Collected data
☆ ☆ ☆ ☆ ☆ ☆ ☆

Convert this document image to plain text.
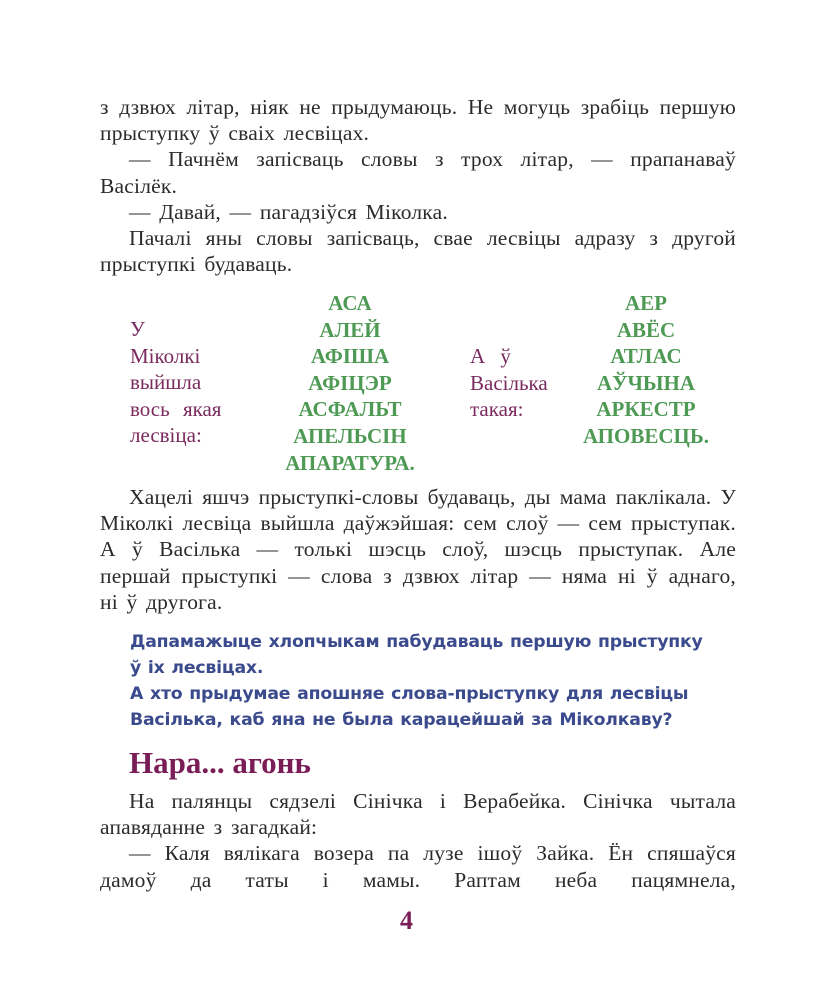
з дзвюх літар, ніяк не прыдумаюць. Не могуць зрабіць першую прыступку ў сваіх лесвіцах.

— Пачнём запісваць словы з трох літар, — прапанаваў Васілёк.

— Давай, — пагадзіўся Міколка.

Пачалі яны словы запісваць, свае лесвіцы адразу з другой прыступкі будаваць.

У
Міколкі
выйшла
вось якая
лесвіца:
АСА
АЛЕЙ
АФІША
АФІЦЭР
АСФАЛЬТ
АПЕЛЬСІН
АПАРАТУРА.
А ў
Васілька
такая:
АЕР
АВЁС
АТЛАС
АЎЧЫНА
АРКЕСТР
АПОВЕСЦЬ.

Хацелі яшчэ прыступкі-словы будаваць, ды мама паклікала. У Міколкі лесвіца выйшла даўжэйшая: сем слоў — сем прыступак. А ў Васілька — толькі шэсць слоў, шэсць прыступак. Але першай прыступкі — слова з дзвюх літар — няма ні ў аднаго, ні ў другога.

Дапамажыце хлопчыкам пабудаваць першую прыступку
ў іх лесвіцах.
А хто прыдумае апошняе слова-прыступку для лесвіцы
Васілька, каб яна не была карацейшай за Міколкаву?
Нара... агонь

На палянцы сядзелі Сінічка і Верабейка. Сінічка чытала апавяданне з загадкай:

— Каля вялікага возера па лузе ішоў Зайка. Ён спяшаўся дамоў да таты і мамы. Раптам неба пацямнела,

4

☆ ☆ ☆ ☆ ☆ ☆ ☆

Task:
Return each line in the records that holds the string "слова".

Exercise response:
Хацелі яшчэ прыступкі-словы будаваць, ды мама паклікала. У Міколкі лесвіца выйшла даўжэйшая: сем слоў — сем прыступак. А ў Васілька — толькі шэсць слоў, шэсць прыступак. Але першай прыступкі — слова з дзвюх літар — няма ні ў аднаго, ні ў другога.
А хто прыдумае апошняе слова-прыступку для лесвіцы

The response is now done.